What you have to do: Images excluded, repeat each entry below exactly.

Items from a figure collection:
· · · · ·
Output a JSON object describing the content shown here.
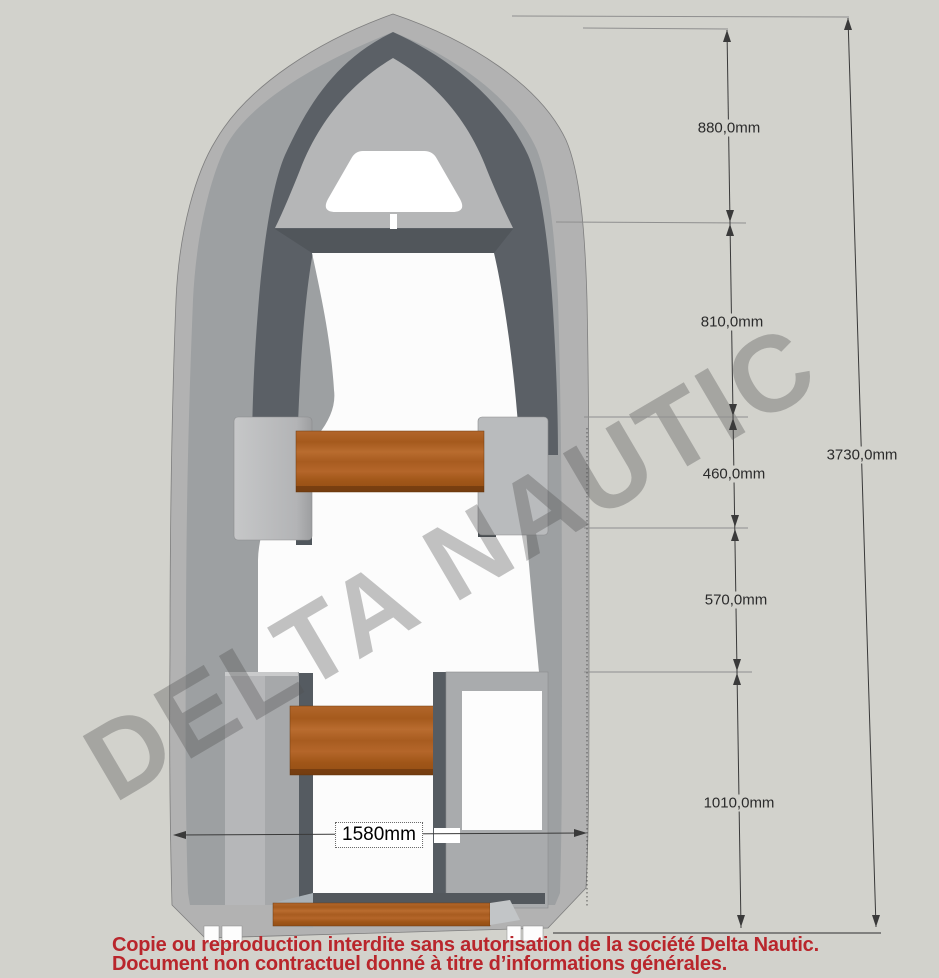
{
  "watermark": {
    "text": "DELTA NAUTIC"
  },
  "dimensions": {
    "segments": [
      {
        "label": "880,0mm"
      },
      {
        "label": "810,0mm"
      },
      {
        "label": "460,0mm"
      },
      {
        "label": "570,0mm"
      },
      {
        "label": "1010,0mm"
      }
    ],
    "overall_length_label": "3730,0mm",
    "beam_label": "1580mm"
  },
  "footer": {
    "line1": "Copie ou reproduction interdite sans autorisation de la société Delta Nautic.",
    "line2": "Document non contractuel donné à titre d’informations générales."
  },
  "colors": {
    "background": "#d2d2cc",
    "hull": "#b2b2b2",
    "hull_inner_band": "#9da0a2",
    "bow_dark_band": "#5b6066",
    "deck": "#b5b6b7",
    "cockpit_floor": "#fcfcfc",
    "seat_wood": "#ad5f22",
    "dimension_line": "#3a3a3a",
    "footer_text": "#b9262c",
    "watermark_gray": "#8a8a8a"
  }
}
· · · · ·
Exercise output:
Output a JSON object describing the content shown here.
{
  "watermark": {
    "text": "DELTA NAUTIC"
  },
  "dimensions": {
    "segments": [
      {
        "label": "880,0mm"
      },
      {
        "label": "810,0mm"
      },
      {
        "label": "460,0mm"
      },
      {
        "label": "570,0mm"
      },
      {
        "label": "1010,0mm"
      }
    ],
    "overall_length_label": "3730,0mm",
    "beam_label": "1580mm"
  },
  "footer": {
    "line1": "Copie ou reproduction interdite sans autorisation de la société Delta Nautic.",
    "line2": "Document non contractuel donné à titre d’informations générales."
  },
  "colors": {
    "background": "#d2d2cc",
    "hull": "#b2b2b2",
    "hull_inner_band": "#9da0a2",
    "bow_dark_band": "#5b6066",
    "deck": "#b5b6b7",
    "cockpit_floor": "#fcfcfc",
    "seat_wood": "#ad5f22",
    "dimension_line": "#3a3a3a",
    "footer_text": "#b9262c",
    "watermark_gray": "#8a8a8a"
  }
}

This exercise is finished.